#### REQUEST:
Search the records for the word "initials" and report each line that has it.

INFORMATION SUPPLIED start

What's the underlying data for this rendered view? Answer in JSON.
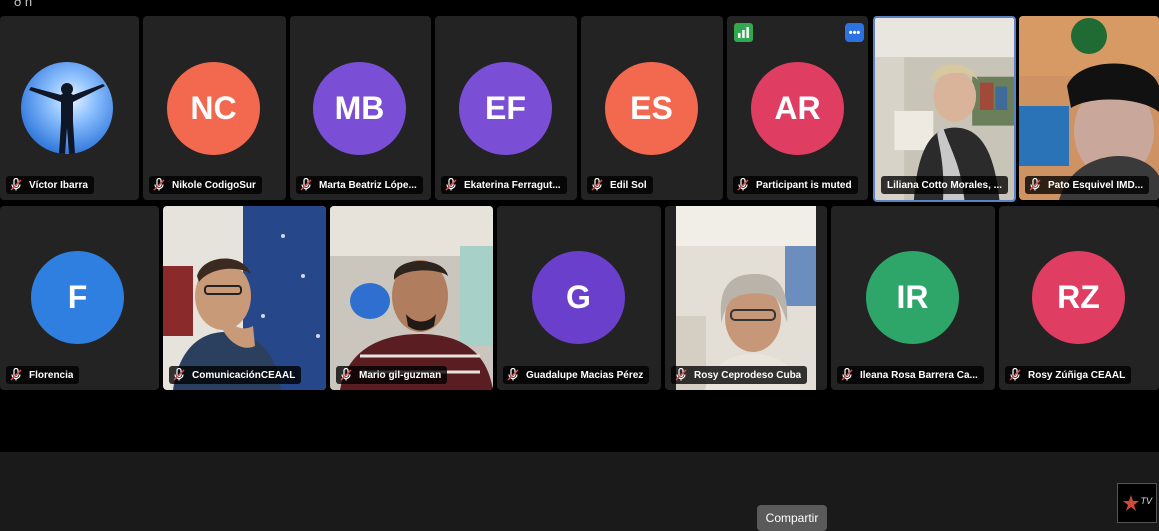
{
  "top_bar": {
    "glyph": "ð ñ"
  },
  "participants_row1": [
    {
      "name": "Víctor Ibarra",
      "type": "photo",
      "muted": true
    },
    {
      "name": "Nikole CodigoSur",
      "initials": "NC",
      "color": "#f2694f",
      "muted": true
    },
    {
      "name": "Marta Beatriz Lópe...",
      "initials": "MB",
      "color": "#7a4fd6",
      "muted": true
    },
    {
      "name": "Ekaterina Ferragut...",
      "initials": "EF",
      "color": "#7a4fd6",
      "muted": true
    },
    {
      "name": "Edil Sol",
      "initials": "ES",
      "color": "#f2694f",
      "muted": true
    },
    {
      "name": "Participant is muted",
      "initials": "AR",
      "color": "#e03d62",
      "muted": true
    },
    {
      "name": "Liliana Cotto Morales, ...",
      "type": "video",
      "muted": false,
      "active_speaker": true
    },
    {
      "name": "Pato Esquivel IMD...",
      "type": "video",
      "muted": true
    }
  ],
  "participants_row2": [
    {
      "name": "Florencia",
      "initials": "F",
      "color": "#2f7fe0",
      "muted": true
    },
    {
      "name": "ComunicaciónCEAAL",
      "type": "video",
      "muted": true
    },
    {
      "name": "Mario gil-guzman",
      "type": "video",
      "muted": true
    },
    {
      "name": "Guadalupe Macias Pérez",
      "initials": "G",
      "color": "#6a3fcc",
      "muted": true
    },
    {
      "name": "Rosy Ceprodeso Cuba",
      "type": "video",
      "muted": true
    },
    {
      "name": "Ileana Rosa Barrera Ca...",
      "initials": "IR",
      "color": "#2ea66a",
      "muted": true
    },
    {
      "name": "Rosy Zúñiga CEAAL",
      "initials": "RZ",
      "color": "#e03d62",
      "muted": true
    }
  ],
  "badges": {
    "blue_label": "•••"
  },
  "share_button": {
    "label": "Compartir"
  },
  "logo": {
    "tv_label": "TV"
  }
}
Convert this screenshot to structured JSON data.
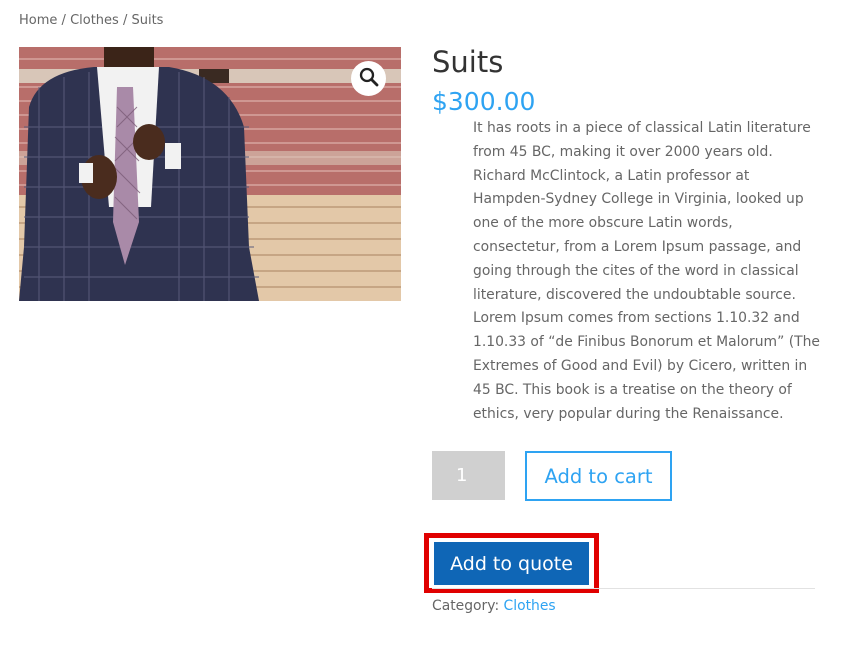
{
  "breadcrumb": {
    "items": [
      "Home",
      "Clothes",
      "Suits"
    ],
    "separator": "/"
  },
  "product": {
    "title": "Suits",
    "price": "$300.00",
    "description": "It has roots in a piece of classical Latin literature from 45 BC, making it over 2000 years old. Richard McClintock, a Latin professor at Hampden-Sydney College in Virginia, looked up one of the more obscure Latin words, consectetur, from a Lorem Ipsum passage, and going through the cites of the word in classical literature, discovered the undoubtable source. Lorem Ipsum comes from sections 1.10.32 and 1.10.33 of “de Finibus Bonorum et Malorum” (The Extremes of Good and Evil) by Cicero, written in 45 BC. This book is a treatise on the theory of ethics, very popular during the Renaissance.",
    "image_icon": "magnifier-icon"
  },
  "cart": {
    "quantity": "1",
    "add_to_cart_label": "Add to cart",
    "add_to_quote_label": "Add to quote"
  },
  "meta": {
    "category_label": "Category:",
    "category_value": "Clothes"
  },
  "colors": {
    "accent": "#2ea3f2",
    "quote_button": "#0f66b6",
    "highlight": "#e00000"
  }
}
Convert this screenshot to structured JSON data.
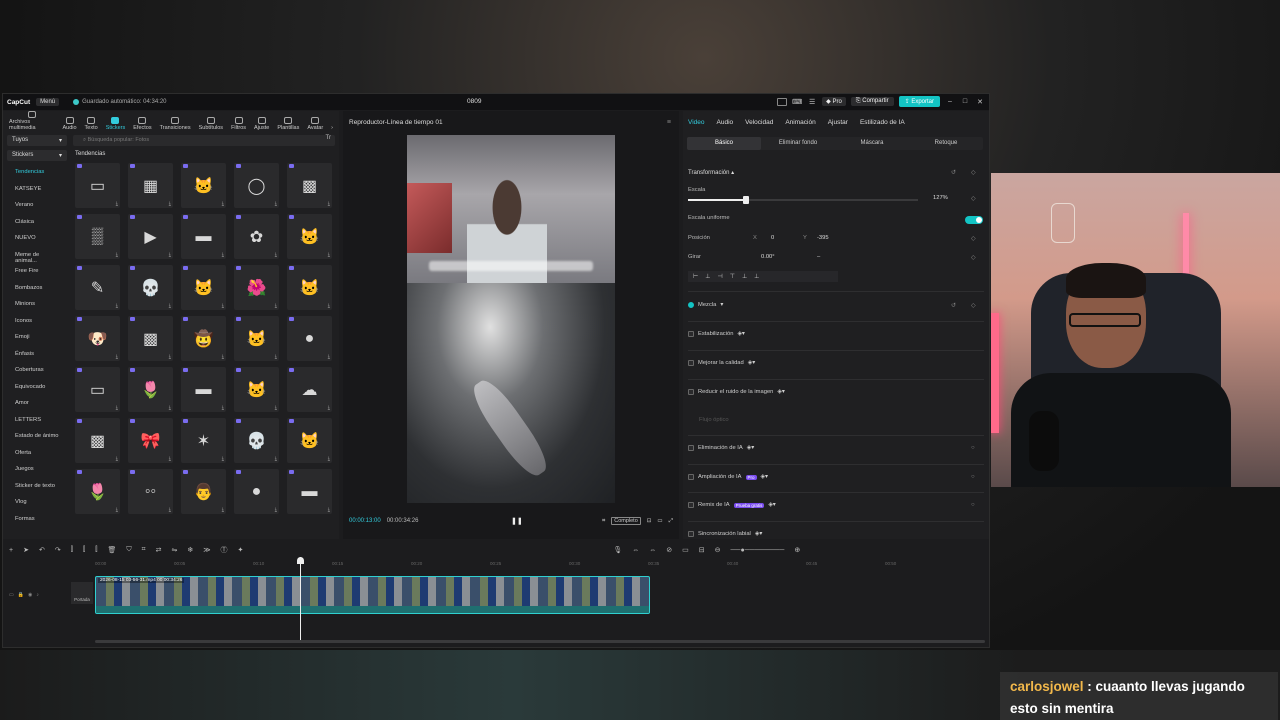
{
  "app": {
    "logo": "CapCut",
    "menu": "Menú",
    "autosave": "Guardado automático: 04:34:20",
    "project_title": "0809",
    "pro": "Pro",
    "share": "Compartir",
    "export": "Exportar"
  },
  "media_tabs": [
    {
      "label": "Archivos multimedia",
      "icon": "media-icon"
    },
    {
      "label": "Audio",
      "icon": "audio-icon"
    },
    {
      "label": "Texto",
      "icon": "text-icon"
    },
    {
      "label": "Stickers",
      "icon": "sticker-icon",
      "active": true
    },
    {
      "label": "Efectos",
      "icon": "effects-icon"
    },
    {
      "label": "Transiciones",
      "icon": "transitions-icon"
    },
    {
      "label": "Subtítulos",
      "icon": "subtitles-icon"
    },
    {
      "label": "Filtros",
      "icon": "filters-icon"
    },
    {
      "label": "Ajuste",
      "icon": "adjust-icon"
    },
    {
      "label": "Plantillas",
      "icon": "templates-icon"
    },
    {
      "label": "Avatar",
      "icon": "avatar-icon"
    }
  ],
  "left": {
    "selector_tuyos": "Tuyos",
    "selector_stickers": "Stickers",
    "categories": [
      "Tendencias",
      "KATSEYE",
      "Verano",
      "Clásica",
      "NUEVO",
      "Meme de animal...",
      "Free Fire",
      "Bombazos",
      "Minions",
      "Iconos",
      "Emoji",
      "Énfasis",
      "Coberturas",
      "Equivocado",
      "Amor",
      "LETTERS",
      "Estado de ánimo",
      "Oferta",
      "Juegos",
      "Sticker de texto",
      "Vlog",
      "Formas"
    ],
    "search_placeholder": "Búsqueda popular: Fotos",
    "filter": "Tr",
    "section": "Tendencias"
  },
  "stickers": [
    "▭",
    "▦",
    "🐱",
    "◯",
    "▩",
    "▒",
    "▶",
    "▬",
    "✿",
    "🐱",
    "✎",
    "💀",
    "🐱",
    "🌺",
    "🐱",
    "🐶",
    "▩",
    "🤠",
    "🐱",
    "●",
    "▭",
    "🌷",
    "▬",
    "🐱",
    "☁",
    "▩",
    "🎀",
    "✶",
    "💀",
    "🐱",
    "🌷",
    "◦◦",
    "👨",
    "●",
    "▬"
  ],
  "player": {
    "title": "Reproductor-Línea de tiempo 01",
    "time_current": "00:00:13:00",
    "time_total": "00:00:34:26",
    "full": "Completo"
  },
  "right": {
    "tabs": [
      "Video",
      "Audio",
      "Velocidad",
      "Animación",
      "Ajustar",
      "Estilizado de IA"
    ],
    "subtabs": [
      "Básico",
      "Eliminar fondo",
      "Máscara",
      "Retoque"
    ],
    "transform": "Transformación",
    "scale_label": "Escala",
    "scale_value": "127%",
    "scale_fraction": 0.127,
    "uniform_scale": "Escala uniforme",
    "position_label": "Posición",
    "pos_x_label": "X",
    "pos_x": "0",
    "pos_y_label": "Y",
    "pos_y": "-395",
    "rotate_label": "Girar",
    "rotate_value": "0.00°",
    "rotate_dash": "–",
    "align_icons": [
      "⊢",
      "⊥",
      "⊣",
      "⊤",
      "⊥",
      "⊥"
    ],
    "blend": "Mezcla",
    "features": [
      "Estabilización",
      "Mejorar la calidad",
      "Reducir el ruido de la imagen"
    ],
    "flow": "Flujo óptico",
    "ai_features": [
      {
        "label": "Eliminación de IA",
        "pill": ""
      },
      {
        "label": "Ampliación de IA",
        "pill": "Pro"
      },
      {
        "label": "Remix de IA",
        "pill": "Prueba gratis"
      },
      {
        "label": "Sincronización labial",
        "pill": ""
      }
    ]
  },
  "timeline": {
    "ruler": [
      "00:00",
      "00:05",
      "00:10",
      "00:15",
      "00:20",
      "00:25",
      "00:30",
      "00:35",
      "00:40",
      "00:45",
      "00:50"
    ],
    "cover": "Portada",
    "clip_label": "2026-08-15 03-56-31.mp4   00:00:34:26"
  },
  "chat": {
    "user": "carlosjowel",
    "message": "cuaanto llevas jugando esto sin mentira"
  }
}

INFORMATION SUPPLIED end

#### THE COMPLETED TASK:
      "initials": "NC",
      "initials": "MB",
      "initials": "EF",
      "initials": "ES",
      "initials": "AR",
      "initials": "F",
      "initials": "G",
      "initials": "IR",
      "initials": "RZ",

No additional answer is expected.